Collected data entries:
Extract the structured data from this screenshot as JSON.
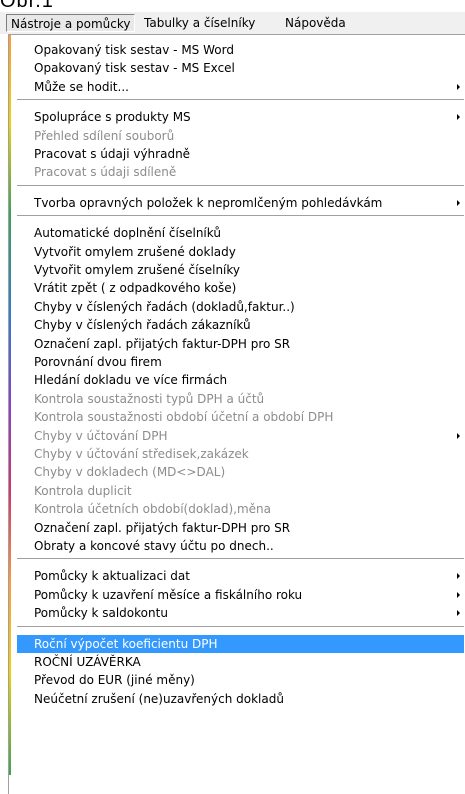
{
  "window_title_fragment": "Obr.1",
  "menubar": {
    "items": [
      {
        "label": "Nástroje a pomůcky",
        "active": true
      },
      {
        "label": "Tabulky a číselníky",
        "active": false
      },
      {
        "label": "Nápověda",
        "active": false
      }
    ]
  },
  "menu": {
    "groups": [
      [
        {
          "label": "Opakovaný tisk sestav - MS Word",
          "enabled": true,
          "submenu": false
        },
        {
          "label": "Opakovaný tisk sestav - MS Excel",
          "enabled": true,
          "submenu": false
        },
        {
          "label": "Může se hodit...",
          "enabled": true,
          "submenu": true
        }
      ],
      [
        {
          "label": "Spolupráce s produkty MS",
          "enabled": true,
          "submenu": true
        },
        {
          "label": "Přehled sdílení souborů",
          "enabled": false,
          "submenu": false
        },
        {
          "label": "Pracovat s údaji výhradně",
          "enabled": true,
          "submenu": false
        },
        {
          "label": "Pracovat s údaji sdíleně",
          "enabled": false,
          "submenu": false
        }
      ],
      [
        {
          "label": "Tvorba opravných položek k nepromlčeným pohledávkám",
          "enabled": true,
          "submenu": true
        }
      ],
      [
        {
          "label": "Automatické doplnění číselníků",
          "enabled": true,
          "submenu": false
        },
        {
          "label": "Vytvořit omylem zrušené doklady",
          "enabled": true,
          "submenu": false
        },
        {
          "label": "Vytvořit omylem zrušené číselníky",
          "enabled": true,
          "submenu": false
        },
        {
          "label": "Vrátit zpět ( z  odpadkového koše)",
          "enabled": true,
          "submenu": false
        },
        {
          "label": "Chyby v číslených řadách (dokladů,faktur..)",
          "enabled": true,
          "submenu": false
        },
        {
          "label": "Chyby v číslených řadách zákazníků",
          "enabled": true,
          "submenu": false
        },
        {
          "label": "Označení zapl. přijatých faktur-DPH pro SR",
          "enabled": true,
          "submenu": false
        },
        {
          "label": "Porovnání dvou firem",
          "enabled": true,
          "submenu": false
        },
        {
          "label": "Hledání dokladu ve více firmách",
          "enabled": true,
          "submenu": false
        },
        {
          "label": "Kontrola soustažnosti typů DPH a účtů",
          "enabled": false,
          "submenu": false
        },
        {
          "label": "Kontrola soustažnosti období účetní a období DPH",
          "enabled": false,
          "submenu": false
        },
        {
          "label": "Chyby v účtování DPH",
          "enabled": false,
          "submenu": true
        },
        {
          "label": "Chyby v účtování středisek,zakázek",
          "enabled": false,
          "submenu": false
        },
        {
          "label": "Chyby v dokladech (MD<>DAL)",
          "enabled": false,
          "submenu": false
        },
        {
          "label": "Kontrola duplicit",
          "enabled": false,
          "submenu": false
        },
        {
          "label": "Kontrola účetních období(doklad),měna",
          "enabled": false,
          "submenu": false
        },
        {
          "label": "Označení zapl. přijatých faktur-DPH pro SR",
          "enabled": true,
          "submenu": false
        },
        {
          "label": "Obraty a koncové stavy účtu po dnech..",
          "enabled": true,
          "submenu": false
        }
      ],
      [
        {
          "label": "Pomůcky k aktualizaci dat",
          "enabled": true,
          "submenu": true
        },
        {
          "label": "Pomůcky k uzavření měsíce a fiskálního roku",
          "enabled": true,
          "submenu": true
        },
        {
          "label": "Pomůcky k saldokontu",
          "enabled": true,
          "submenu": true
        }
      ],
      [
        {
          "label": "Roční výpočet koeficientu DPH",
          "enabled": true,
          "submenu": false,
          "selected": true
        },
        {
          "label": "ROČNÍ  UZÁVĚRKA",
          "enabled": true,
          "submenu": false
        },
        {
          "label": "Převod  do EUR (jiné měny)",
          "enabled": true,
          "submenu": false
        },
        {
          "label": "Neúčetní zrušení  (ne)uzavřených dokladů",
          "enabled": true,
          "submenu": false
        }
      ]
    ]
  },
  "colors": {
    "selection": "#3399ff",
    "disabled_text": "#8c8c8c",
    "menubar_bg": "#f0f0f0"
  }
}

* [SET TASK] Except for the pictures, reproduce every line exactly.

* [TASK SOLUTION]
Extract the structured data from this screenshot as JSON.
{
  "window_title_fragment": "Obr.1",
  "menubar": {
    "items": [
      {
        "label": "Nástroje a pomůcky",
        "active": true
      },
      {
        "label": "Tabulky a číselníky",
        "active": false
      },
      {
        "label": "Nápověda",
        "active": false
      }
    ]
  },
  "menu": {
    "groups": [
      [
        {
          "label": "Opakovaný tisk sestav - MS Word",
          "enabled": true,
          "submenu": false
        },
        {
          "label": "Opakovaný tisk sestav - MS Excel",
          "enabled": true,
          "submenu": false
        },
        {
          "label": "Může se hodit...",
          "enabled": true,
          "submenu": true
        }
      ],
      [
        {
          "label": "Spolupráce s produkty MS",
          "enabled": true,
          "submenu": true
        },
        {
          "label": "Přehled sdílení souborů",
          "enabled": false,
          "submenu": false
        },
        {
          "label": "Pracovat s údaji výhradně",
          "enabled": true,
          "submenu": false
        },
        {
          "label": "Pracovat s údaji sdíleně",
          "enabled": false,
          "submenu": false
        }
      ],
      [
        {
          "label": "Tvorba opravných položek k nepromlčeným pohledávkám",
          "enabled": true,
          "submenu": true
        }
      ],
      [
        {
          "label": "Automatické doplnění číselníků",
          "enabled": true,
          "submenu": false
        },
        {
          "label": "Vytvořit omylem zrušené doklady",
          "enabled": true,
          "submenu": false
        },
        {
          "label": "Vytvořit omylem zrušené číselníky",
          "enabled": true,
          "submenu": false
        },
        {
          "label": "Vrátit zpět ( z  odpadkového koše)",
          "enabled": true,
          "submenu": false
        },
        {
          "label": "Chyby v číslených řadách (dokladů,faktur..)",
          "enabled": true,
          "submenu": false
        },
        {
          "label": "Chyby v číslených řadách zákazníků",
          "enabled": true,
          "submenu": false
        },
        {
          "label": "Označení zapl. přijatých faktur-DPH pro SR",
          "enabled": true,
          "submenu": false
        },
        {
          "label": "Porovnání dvou firem",
          "enabled": true,
          "submenu": false
        },
        {
          "label": "Hledání dokladu ve více firmách",
          "enabled": true,
          "submenu": false
        },
        {
          "label": "Kontrola soustažnosti typů DPH a účtů",
          "enabled": false,
          "submenu": false
        },
        {
          "label": "Kontrola soustažnosti období účetní a období DPH",
          "enabled": false,
          "submenu": false
        },
        {
          "label": "Chyby v účtování DPH",
          "enabled": false,
          "submenu": true
        },
        {
          "label": "Chyby v účtování středisek,zakázek",
          "enabled": false,
          "submenu": false
        },
        {
          "label": "Chyby v dokladech (MD<>DAL)",
          "enabled": false,
          "submenu": false
        },
        {
          "label": "Kontrola duplicit",
          "enabled": false,
          "submenu": false
        },
        {
          "label": "Kontrola účetních období(doklad),měna",
          "enabled": false,
          "submenu": false
        },
        {
          "label": "Označení zapl. přijatých faktur-DPH pro SR",
          "enabled": true,
          "submenu": false
        },
        {
          "label": "Obraty a koncové stavy účtu po dnech..",
          "enabled": true,
          "submenu": false
        }
      ],
      [
        {
          "label": "Pomůcky k aktualizaci dat",
          "enabled": true,
          "submenu": true
        },
        {
          "label": "Pomůcky k uzavření měsíce a fiskálního roku",
          "enabled": true,
          "submenu": true
        },
        {
          "label": "Pomůcky k saldokontu",
          "enabled": true,
          "submenu": true
        }
      ],
      [
        {
          "label": "Roční výpočet koeficientu DPH",
          "enabled": true,
          "submenu": false,
          "selected": true
        },
        {
          "label": "ROČNÍ  UZÁVĚRKA",
          "enabled": true,
          "submenu": false
        },
        {
          "label": "Převod  do EUR (jiné měny)",
          "enabled": true,
          "submenu": false
        },
        {
          "label": "Neúčetní zrušení  (ne)uzavřených dokladů",
          "enabled": true,
          "submenu": false
        }
      ]
    ]
  },
  "colors": {
    "selection": "#3399ff",
    "disabled_text": "#8c8c8c",
    "menubar_bg": "#f0f0f0"
  }
}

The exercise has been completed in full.